# Input material start
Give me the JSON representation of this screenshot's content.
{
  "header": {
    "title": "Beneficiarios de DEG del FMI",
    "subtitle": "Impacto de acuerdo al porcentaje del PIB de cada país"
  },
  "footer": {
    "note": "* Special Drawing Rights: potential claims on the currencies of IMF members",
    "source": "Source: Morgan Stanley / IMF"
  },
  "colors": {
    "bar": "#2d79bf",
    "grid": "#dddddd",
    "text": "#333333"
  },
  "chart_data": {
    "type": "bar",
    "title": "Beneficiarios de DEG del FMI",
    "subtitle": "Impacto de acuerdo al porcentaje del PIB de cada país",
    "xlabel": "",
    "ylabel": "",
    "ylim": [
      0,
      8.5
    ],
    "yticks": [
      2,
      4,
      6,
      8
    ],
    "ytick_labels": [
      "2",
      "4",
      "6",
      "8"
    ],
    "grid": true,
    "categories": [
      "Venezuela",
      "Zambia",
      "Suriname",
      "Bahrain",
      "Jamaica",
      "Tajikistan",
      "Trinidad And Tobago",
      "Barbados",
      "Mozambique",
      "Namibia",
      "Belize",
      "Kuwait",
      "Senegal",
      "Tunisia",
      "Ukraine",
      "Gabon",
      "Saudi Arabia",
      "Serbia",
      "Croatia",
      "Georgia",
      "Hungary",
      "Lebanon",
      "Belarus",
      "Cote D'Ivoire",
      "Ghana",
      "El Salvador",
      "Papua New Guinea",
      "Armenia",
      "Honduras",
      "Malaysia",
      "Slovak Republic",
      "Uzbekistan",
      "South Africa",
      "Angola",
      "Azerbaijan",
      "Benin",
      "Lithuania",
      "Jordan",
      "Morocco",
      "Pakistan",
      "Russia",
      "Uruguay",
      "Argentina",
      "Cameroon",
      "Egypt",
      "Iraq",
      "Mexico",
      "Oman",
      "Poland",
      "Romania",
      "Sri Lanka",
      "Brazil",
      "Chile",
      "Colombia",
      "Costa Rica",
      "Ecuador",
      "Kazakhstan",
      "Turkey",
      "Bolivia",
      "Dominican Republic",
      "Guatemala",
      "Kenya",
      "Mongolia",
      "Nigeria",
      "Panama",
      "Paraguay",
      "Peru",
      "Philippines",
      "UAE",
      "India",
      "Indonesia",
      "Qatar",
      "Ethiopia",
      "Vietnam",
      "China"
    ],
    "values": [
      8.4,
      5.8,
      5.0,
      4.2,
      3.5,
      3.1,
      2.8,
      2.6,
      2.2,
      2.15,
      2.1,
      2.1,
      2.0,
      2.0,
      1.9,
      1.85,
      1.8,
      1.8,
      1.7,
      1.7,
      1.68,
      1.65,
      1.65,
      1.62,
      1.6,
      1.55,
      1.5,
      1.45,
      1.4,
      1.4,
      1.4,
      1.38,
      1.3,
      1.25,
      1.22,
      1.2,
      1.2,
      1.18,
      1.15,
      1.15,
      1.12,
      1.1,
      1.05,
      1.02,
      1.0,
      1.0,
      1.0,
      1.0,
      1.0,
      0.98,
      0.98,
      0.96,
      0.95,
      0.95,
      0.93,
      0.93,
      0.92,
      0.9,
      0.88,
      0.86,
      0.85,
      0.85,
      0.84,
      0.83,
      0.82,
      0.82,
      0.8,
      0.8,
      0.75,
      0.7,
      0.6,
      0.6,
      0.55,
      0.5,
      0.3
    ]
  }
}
# Input material end
■ **Written exercise**
Report how many lines of the entries hold the string "porcentaje". Provide the number alone.

■ **Reply**
2